■ **What the task requires**
Reproduce every line below word for word, leaving the pictures out of your answer.

-- START OF Recorded information --

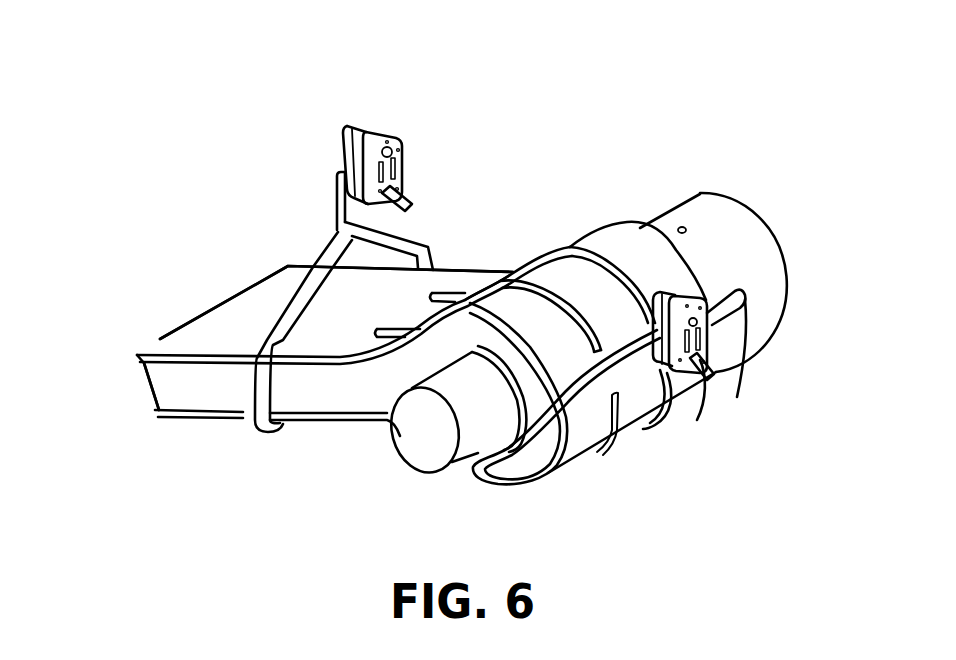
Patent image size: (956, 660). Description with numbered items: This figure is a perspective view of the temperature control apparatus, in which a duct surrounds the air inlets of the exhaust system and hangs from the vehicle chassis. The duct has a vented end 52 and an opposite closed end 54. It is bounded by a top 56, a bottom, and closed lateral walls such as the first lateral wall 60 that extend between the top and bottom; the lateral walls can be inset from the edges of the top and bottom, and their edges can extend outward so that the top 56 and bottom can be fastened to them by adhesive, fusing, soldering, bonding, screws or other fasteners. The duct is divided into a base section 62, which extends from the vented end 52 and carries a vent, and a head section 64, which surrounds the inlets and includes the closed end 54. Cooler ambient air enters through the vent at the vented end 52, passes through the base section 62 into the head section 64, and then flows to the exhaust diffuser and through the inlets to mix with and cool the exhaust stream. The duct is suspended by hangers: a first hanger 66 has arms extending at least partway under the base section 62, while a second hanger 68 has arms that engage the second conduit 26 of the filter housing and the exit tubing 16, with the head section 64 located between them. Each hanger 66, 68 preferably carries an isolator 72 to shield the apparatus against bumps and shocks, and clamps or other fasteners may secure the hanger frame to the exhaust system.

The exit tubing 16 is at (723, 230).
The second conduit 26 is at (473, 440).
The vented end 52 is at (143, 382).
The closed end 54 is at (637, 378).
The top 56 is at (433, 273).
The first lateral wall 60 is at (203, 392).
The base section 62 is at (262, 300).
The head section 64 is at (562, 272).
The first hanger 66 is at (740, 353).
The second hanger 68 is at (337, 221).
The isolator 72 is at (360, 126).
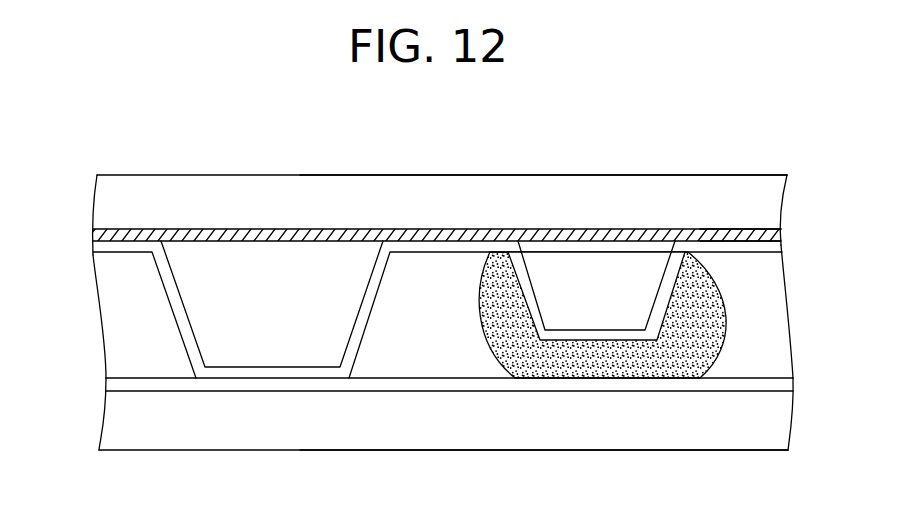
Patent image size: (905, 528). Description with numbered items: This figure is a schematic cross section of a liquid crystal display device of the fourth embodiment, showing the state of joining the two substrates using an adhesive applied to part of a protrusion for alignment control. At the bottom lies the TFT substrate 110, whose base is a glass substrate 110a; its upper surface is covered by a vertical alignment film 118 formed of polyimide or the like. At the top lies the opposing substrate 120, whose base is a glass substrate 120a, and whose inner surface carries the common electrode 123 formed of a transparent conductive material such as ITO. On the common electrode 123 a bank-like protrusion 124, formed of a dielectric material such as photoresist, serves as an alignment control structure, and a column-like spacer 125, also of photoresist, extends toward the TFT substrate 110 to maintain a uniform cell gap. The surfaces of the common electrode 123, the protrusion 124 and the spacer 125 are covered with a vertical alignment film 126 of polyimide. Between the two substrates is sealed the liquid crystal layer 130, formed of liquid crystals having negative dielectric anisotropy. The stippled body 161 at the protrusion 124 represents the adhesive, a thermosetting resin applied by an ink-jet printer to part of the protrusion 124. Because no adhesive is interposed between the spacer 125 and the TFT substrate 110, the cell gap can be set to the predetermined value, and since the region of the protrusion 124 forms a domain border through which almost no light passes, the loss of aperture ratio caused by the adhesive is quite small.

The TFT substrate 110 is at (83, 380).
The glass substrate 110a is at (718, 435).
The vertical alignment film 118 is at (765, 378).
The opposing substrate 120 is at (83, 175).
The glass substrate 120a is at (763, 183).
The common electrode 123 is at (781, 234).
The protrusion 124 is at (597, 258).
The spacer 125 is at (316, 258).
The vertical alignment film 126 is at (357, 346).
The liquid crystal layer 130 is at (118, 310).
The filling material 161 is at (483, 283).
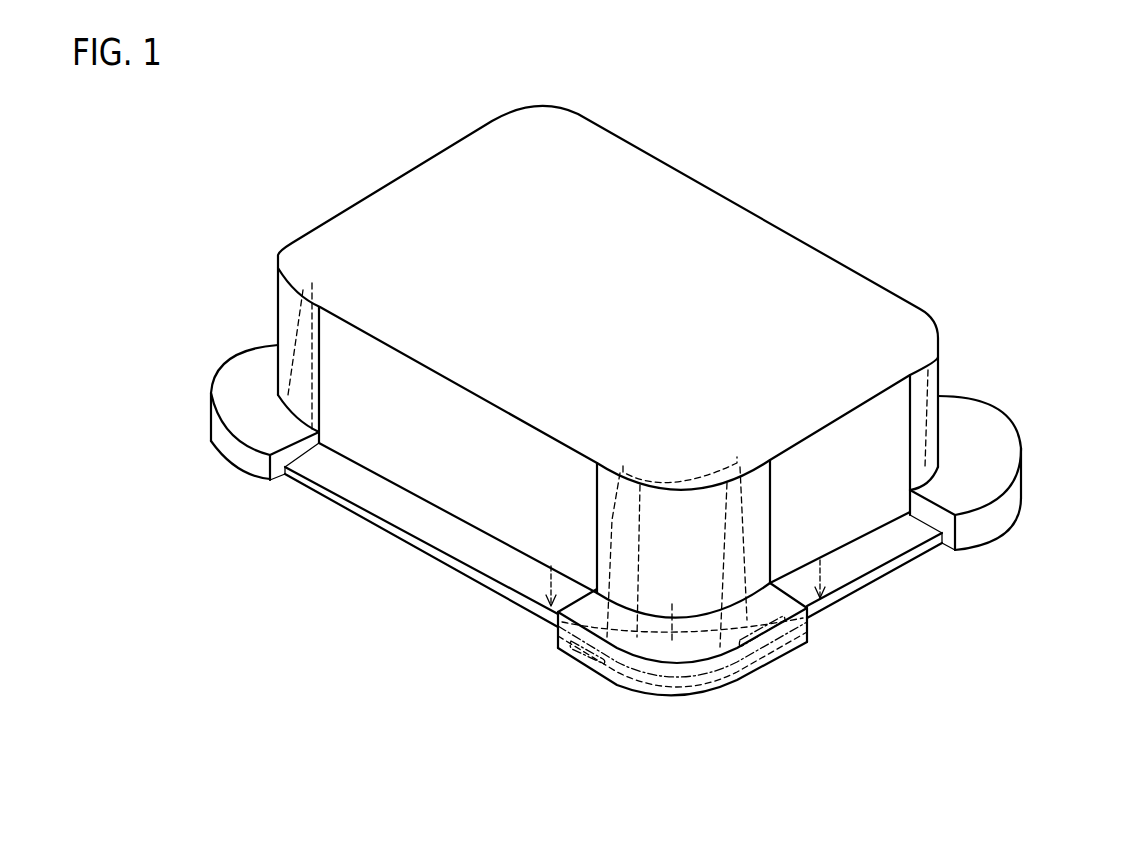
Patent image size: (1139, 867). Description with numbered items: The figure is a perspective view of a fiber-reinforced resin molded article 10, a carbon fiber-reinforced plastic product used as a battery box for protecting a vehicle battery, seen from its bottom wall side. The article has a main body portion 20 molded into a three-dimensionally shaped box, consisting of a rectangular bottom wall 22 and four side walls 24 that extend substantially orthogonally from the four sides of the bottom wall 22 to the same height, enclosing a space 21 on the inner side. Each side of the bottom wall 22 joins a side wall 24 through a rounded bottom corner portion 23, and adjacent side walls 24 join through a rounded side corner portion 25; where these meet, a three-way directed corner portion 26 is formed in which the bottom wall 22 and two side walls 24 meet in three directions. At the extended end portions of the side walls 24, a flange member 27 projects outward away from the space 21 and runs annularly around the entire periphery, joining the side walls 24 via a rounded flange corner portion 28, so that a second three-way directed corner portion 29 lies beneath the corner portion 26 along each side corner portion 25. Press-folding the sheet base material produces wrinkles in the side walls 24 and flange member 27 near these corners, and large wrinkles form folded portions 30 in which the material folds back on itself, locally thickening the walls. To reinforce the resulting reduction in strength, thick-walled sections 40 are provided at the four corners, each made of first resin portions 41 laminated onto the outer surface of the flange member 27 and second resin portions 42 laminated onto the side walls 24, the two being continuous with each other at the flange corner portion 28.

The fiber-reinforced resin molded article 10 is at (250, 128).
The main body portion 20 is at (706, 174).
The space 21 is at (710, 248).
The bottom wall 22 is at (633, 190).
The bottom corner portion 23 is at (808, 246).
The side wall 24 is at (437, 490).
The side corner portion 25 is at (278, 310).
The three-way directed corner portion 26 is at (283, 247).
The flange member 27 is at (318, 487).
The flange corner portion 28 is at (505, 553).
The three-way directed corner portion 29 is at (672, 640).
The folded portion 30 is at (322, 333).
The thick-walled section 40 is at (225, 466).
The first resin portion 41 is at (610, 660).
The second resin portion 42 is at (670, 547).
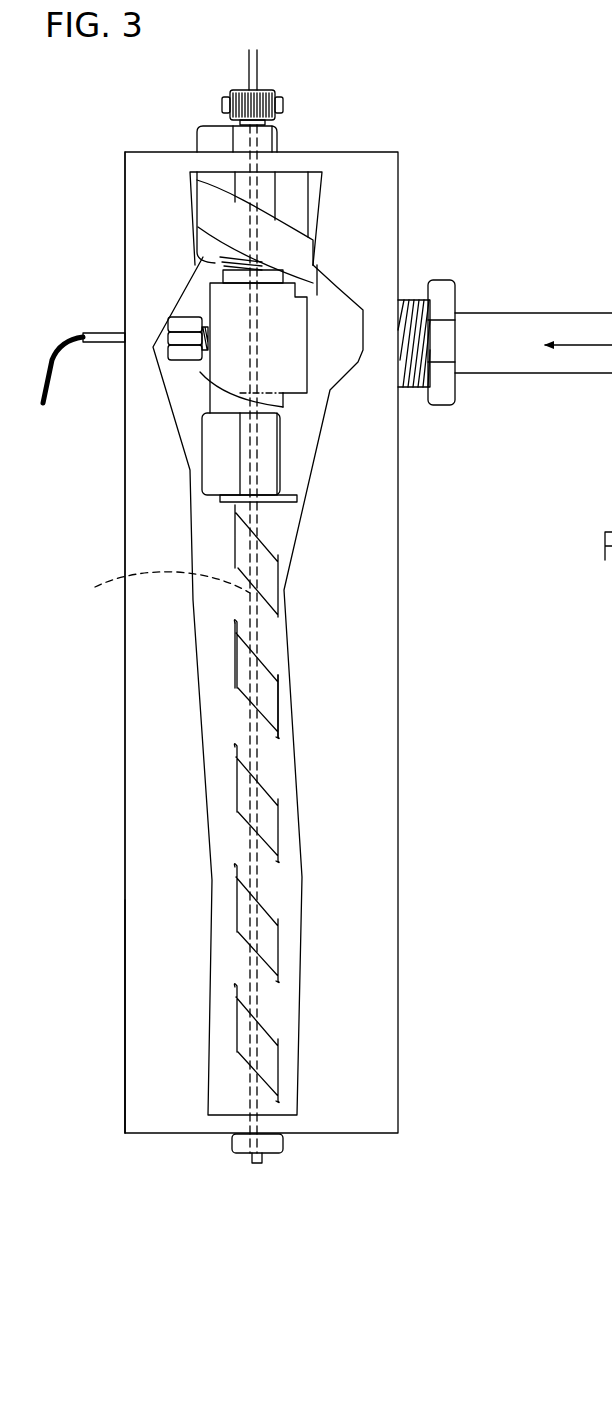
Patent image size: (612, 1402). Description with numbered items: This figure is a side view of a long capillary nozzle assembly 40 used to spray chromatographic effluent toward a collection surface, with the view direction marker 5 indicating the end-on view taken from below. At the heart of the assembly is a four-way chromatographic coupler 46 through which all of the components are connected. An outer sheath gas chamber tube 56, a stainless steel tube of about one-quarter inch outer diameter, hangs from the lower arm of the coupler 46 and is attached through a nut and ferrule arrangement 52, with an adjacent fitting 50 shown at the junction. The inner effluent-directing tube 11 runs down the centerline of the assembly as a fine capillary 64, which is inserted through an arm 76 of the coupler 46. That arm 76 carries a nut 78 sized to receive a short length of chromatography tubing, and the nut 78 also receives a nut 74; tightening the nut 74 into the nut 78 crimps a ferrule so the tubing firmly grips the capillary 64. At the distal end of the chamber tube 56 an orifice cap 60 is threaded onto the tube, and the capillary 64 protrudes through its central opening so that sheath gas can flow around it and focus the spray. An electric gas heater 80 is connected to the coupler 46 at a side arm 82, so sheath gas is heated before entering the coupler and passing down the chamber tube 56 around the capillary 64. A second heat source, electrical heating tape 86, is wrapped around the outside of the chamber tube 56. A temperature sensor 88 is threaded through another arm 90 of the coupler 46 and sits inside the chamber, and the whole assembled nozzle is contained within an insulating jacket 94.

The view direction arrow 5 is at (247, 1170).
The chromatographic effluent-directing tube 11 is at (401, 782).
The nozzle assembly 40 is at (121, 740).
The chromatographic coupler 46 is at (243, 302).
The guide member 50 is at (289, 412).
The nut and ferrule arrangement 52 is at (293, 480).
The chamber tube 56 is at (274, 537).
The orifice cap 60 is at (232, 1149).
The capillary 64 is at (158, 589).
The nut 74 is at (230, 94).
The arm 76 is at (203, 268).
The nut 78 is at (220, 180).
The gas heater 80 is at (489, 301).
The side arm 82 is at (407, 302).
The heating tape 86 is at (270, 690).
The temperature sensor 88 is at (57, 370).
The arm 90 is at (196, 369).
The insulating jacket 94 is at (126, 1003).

-- END OF Recorded information --

■ **Task output**
Patent image size: (956, 660). Description with numbered items: This figure is a perspective view of the temperature control apparatus, in which a duct surrounds the air inlets of the exhaust system and hangs from the vehicle chassis. The duct has a vented end 52 and an opposite closed end 54. It is bounded by a top 56, a bottom, and closed lateral walls such as the first lateral wall 60 that extend between the top and bottom; the lateral walls can be inset from the edges of the top and bottom, and their edges can extend outward so that the top 56 and bottom can be fastened to them by adhesive, fusing, soldering, bonding, screws or other fasteners. The duct is divided into a base section 62, which extends from the vented end 52 and carries a vent, and a head section 64, which surrounds the inlets and includes the closed end 54. Cooler ambient air enters through the vent at the vented end 52, passes through the base section 62 into the head section 64, and then flows to the exhaust diffuser and through the inlets to mix with and cool the exhaust stream. The duct is suspended by hangers: a first hanger 66 has arms extending at least partway under the base section 62, while a second hanger 68 has arms that engage the second conduit 26 of the filter housing and the exit tubing 16, with the head section 64 located between them. Each hanger 66, 68 preferably carries an isolator 72 to shield the apparatus against bumps and shocks, and clamps or other fasteners may secure the hanger frame to the exhaust system.

The exit tubing 16 is at (723, 230).
The second conduit 26 is at (473, 440).
The vented end 52 is at (143, 382).
The closed end 54 is at (637, 378).
The top 56 is at (433, 273).
The first lateral wall 60 is at (203, 392).
The base section 62 is at (262, 300).
The head section 64 is at (562, 272).
The first hanger 66 is at (740, 353).
The second hanger 68 is at (337, 221).
The isolator 72 is at (360, 126).
Patent image size: (905, 528). Description with numbered items: This figure is a schematic cross section of a liquid crystal display device of the fourth embodiment, showing the state of joining the two substrates using an adhesive applied to part of a protrusion for alignment control. At the bottom lies the TFT substrate 110, whose base is a glass substrate 110a; its upper surface is covered by a vertical alignment film 118 formed of polyimide or the like. At the top lies the opposing substrate 120, whose base is a glass substrate 120a, and whose inner surface carries the common electrode 123 formed of a transparent conductive material such as ITO. On the common electrode 123 a bank-like protrusion 124, formed of a dielectric material such as photoresist, serves as an alignment control structure, and a column-like spacer 125, also of photoresist, extends toward the TFT substrate 110 to maintain a uniform cell gap. The surfaces of the common electrode 123, the protrusion 124 and the spacer 125 are covered with a vertical alignment film 126 of polyimide. Between the two substrates is sealed the liquid crystal layer 130, formed of liquid crystals having negative dielectric anisotropy. The stippled body 161 at the protrusion 124 represents the adhesive, a thermosetting resin applied by an ink-jet printer to part of the protrusion 124. Because no adhesive is interposed between the spacer 125 and the TFT substrate 110, the cell gap can be set to the predetermined value, and since the region of the protrusion 124 forms a domain border through which almost no light passes, the loss of aperture ratio caused by the adhesive is quite small.

The TFT substrate 110 is at (83, 380).
The glass substrate 110a is at (718, 435).
The vertical alignment film 118 is at (765, 378).
The opposing substrate 120 is at (83, 175).
The glass substrate 120a is at (763, 183).
The common electrode 123 is at (781, 234).
The protrusion 124 is at (597, 258).
The spacer 125 is at (316, 258).
The vertical alignment film 126 is at (357, 346).
The liquid crystal layer 130 is at (118, 310).
The filling material 161 is at (483, 283).
Patent image size: (1139, 867). Description with numbered items: The figure is a perspective view of a fiber-reinforced resin molded article 10, a carbon fiber-reinforced plastic product used as a battery box for protecting a vehicle battery, seen from its bottom wall side. The article has a main body portion 20 molded into a three-dimensionally shaped box, consisting of a rectangular bottom wall 22 and four side walls 24 that extend substantially orthogonally from the four sides of the bottom wall 22 to the same height, enclosing a space 21 on the inner side. Each side of the bottom wall 22 joins a side wall 24 through a rounded bottom corner portion 23, and adjacent side walls 24 join through a rounded side corner portion 25; where these meet, a three-way directed corner portion 26 is formed in which the bottom wall 22 and two side walls 24 meet in three directions. At the extended end portions of the side walls 24, a flange member 27 projects outward away from the space 21 and runs annularly around the entire periphery, joining the side walls 24 via a rounded flange corner portion 28, so that a second three-way directed corner portion 29 lies beneath the corner portion 26 along each side corner portion 25. Press-folding the sheet base material produces wrinkles in the side walls 24 and flange member 27 near these corners, and large wrinkles form folded portions 30 in which the material folds back on itself, locally thickening the walls. To reinforce the resulting reduction in strength, thick-walled sections 40 are provided at the four corners, each made of first resin portions 41 laminated onto the outer surface of the flange member 27 and second resin portions 42 laminated onto the side walls 24, the two being continuous with each other at the flange corner portion 28.

The fiber-reinforced resin molded article 10 is at (250, 128).
The main body portion 20 is at (706, 174).
The space 21 is at (710, 248).
The bottom wall 22 is at (633, 190).
The bottom corner portion 23 is at (808, 246).
The side wall 24 is at (437, 490).
The side corner portion 25 is at (278, 310).
The three-way directed corner portion 26 is at (283, 247).
The flange member 27 is at (318, 487).
The flange corner portion 28 is at (505, 553).
The three-way directed corner portion 29 is at (672, 640).
The folded portion 30 is at (322, 333).
The thick-walled section 40 is at (225, 466).
The first resin portion 41 is at (610, 660).
The second resin portion 42 is at (670, 547).
Patent image size: (612, 1402). Description with numbered items: This figure is a side view of a long capillary nozzle assembly 40 used to spray chromatographic effluent toward a collection surface, with the view direction marker 5 indicating the end-on view taken from below. At the heart of the assembly is a four-way chromatographic coupler 46 through which all of the components are connected. An outer sheath gas chamber tube 56, a stainless steel tube of about one-quarter inch outer diameter, hangs from the lower arm of the coupler 46 and is attached through a nut and ferrule arrangement 52, with an adjacent fitting 50 shown at the junction. The inner effluent-directing tube 11 runs down the centerline of the assembly as a fine capillary 64, which is inserted through an arm 76 of the coupler 46. That arm 76 carries a nut 78 sized to receive a short length of chromatography tubing, and the nut 78 also receives a nut 74; tightening the nut 74 into the nut 78 crimps a ferrule so the tubing firmly grips the capillary 64. At the distal end of the chamber tube 56 an orifice cap 60 is threaded onto the tube, and the capillary 64 protrudes through its central opening so that sheath gas can flow around it and focus the spray. An electric gas heater 80 is connected to the coupler 46 at a side arm 82, so sheath gas is heated before entering the coupler and passing down the chamber tube 56 around the capillary 64. A second heat source, electrical heating tape 86, is wrapped around the outside of the chamber tube 56. A temperature sensor 88 is threaded through another arm 90 of the coupler 46 and sits inside the chamber, and the whole assembled nozzle is contained within an insulating jacket 94.

The view direction arrow 5 is at (247, 1170).
The chromatographic effluent-directing tube 11 is at (401, 782).
The nozzle assembly 40 is at (121, 740).
The chromatographic coupler 46 is at (243, 302).
The guide member 50 is at (289, 412).
The nut and ferrule arrangement 52 is at (293, 480).
The chamber tube 56 is at (274, 537).
The orifice cap 60 is at (232, 1149).
The capillary 64 is at (158, 589).
The nut 74 is at (230, 94).
The arm 76 is at (203, 268).
The nut 78 is at (220, 180).
The gas heater 80 is at (489, 301).
The side arm 82 is at (407, 302).
The heating tape 86 is at (270, 690).
The temperature sensor 88 is at (57, 370).
The arm 90 is at (196, 369).
The insulating jacket 94 is at (126, 1003).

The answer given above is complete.